* [WHAT YOU ARE ASKED TO DO]:
Write out every line of the material exactly as it appears.

#### EXERCISE MATERIALS ####

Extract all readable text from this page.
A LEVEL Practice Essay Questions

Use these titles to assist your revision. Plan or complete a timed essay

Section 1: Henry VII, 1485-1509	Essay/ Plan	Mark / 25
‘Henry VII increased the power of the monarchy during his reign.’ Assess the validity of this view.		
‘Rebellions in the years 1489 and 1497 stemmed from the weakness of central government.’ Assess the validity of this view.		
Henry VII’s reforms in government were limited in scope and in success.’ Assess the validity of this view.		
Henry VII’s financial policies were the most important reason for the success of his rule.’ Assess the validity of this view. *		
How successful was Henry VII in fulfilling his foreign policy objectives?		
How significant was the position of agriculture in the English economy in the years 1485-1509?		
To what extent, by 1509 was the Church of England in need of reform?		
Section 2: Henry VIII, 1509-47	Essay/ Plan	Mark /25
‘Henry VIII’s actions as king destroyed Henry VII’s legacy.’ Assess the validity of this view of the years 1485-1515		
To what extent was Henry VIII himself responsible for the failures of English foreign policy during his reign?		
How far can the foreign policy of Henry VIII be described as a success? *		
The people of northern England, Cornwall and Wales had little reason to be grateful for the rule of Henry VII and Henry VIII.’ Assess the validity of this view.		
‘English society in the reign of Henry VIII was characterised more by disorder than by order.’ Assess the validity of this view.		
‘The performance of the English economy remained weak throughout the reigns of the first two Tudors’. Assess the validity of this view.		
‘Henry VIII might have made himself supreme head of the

####

* [RESULT FOR THIS TASK]:
Extract all readable text from this page.
A LEVEL Practice Essay Questions

Use these titles to assist your revision. Plan or complete a timed essay

Section 1: Henry VII, 1485-1509	Essay/ Plan	Mark / 25
‘Henry VII increased the power of the monarchy during his reign.’ Assess the validity of this view.		
‘Rebellions in the years 1489 and 1497 stemmed from the weakness of central government.’ Assess the validity of this view.		
Henry VII’s reforms in government were limited in scope and in success.’ Assess the validity of this view.		
Henry VII’s financial policies were the most important reason for the success of his rule.’ Assess the validity of this view. *		
How successful was Henry VII in fulfilling his foreign policy objectives?		
How significant was the position of agriculture in the English economy in the years 1485-1509?		
To what extent, by 1509 was the Church of England in need of reform?		
Section 2: Henry VIII, 1509-47	Essay/ Plan	Mark /25
‘Henry VIII’s actions as king destroyed Henry VII’s legacy.’ Assess the validity of this view of the years 1485-1515		
To what extent was Henry VIII himself responsible for the failures of English foreign policy during his reign?		
How far can the foreign policy of Henry VIII be described as a success? *		
The people of northern England, Cornwall and Wales had little reason to be grateful for the rule of Henry VII and Henry VIII.’ Assess the validity of this view.		
‘English society in the reign of Henry VIII was characterised more by disorder than by order.’ Assess the validity of this view.		
‘The performance of the English economy remained weak throughout the reigns of the first two Tudors’. Assess the validity of this view.		
‘Henry VIII might have made himself supreme head of the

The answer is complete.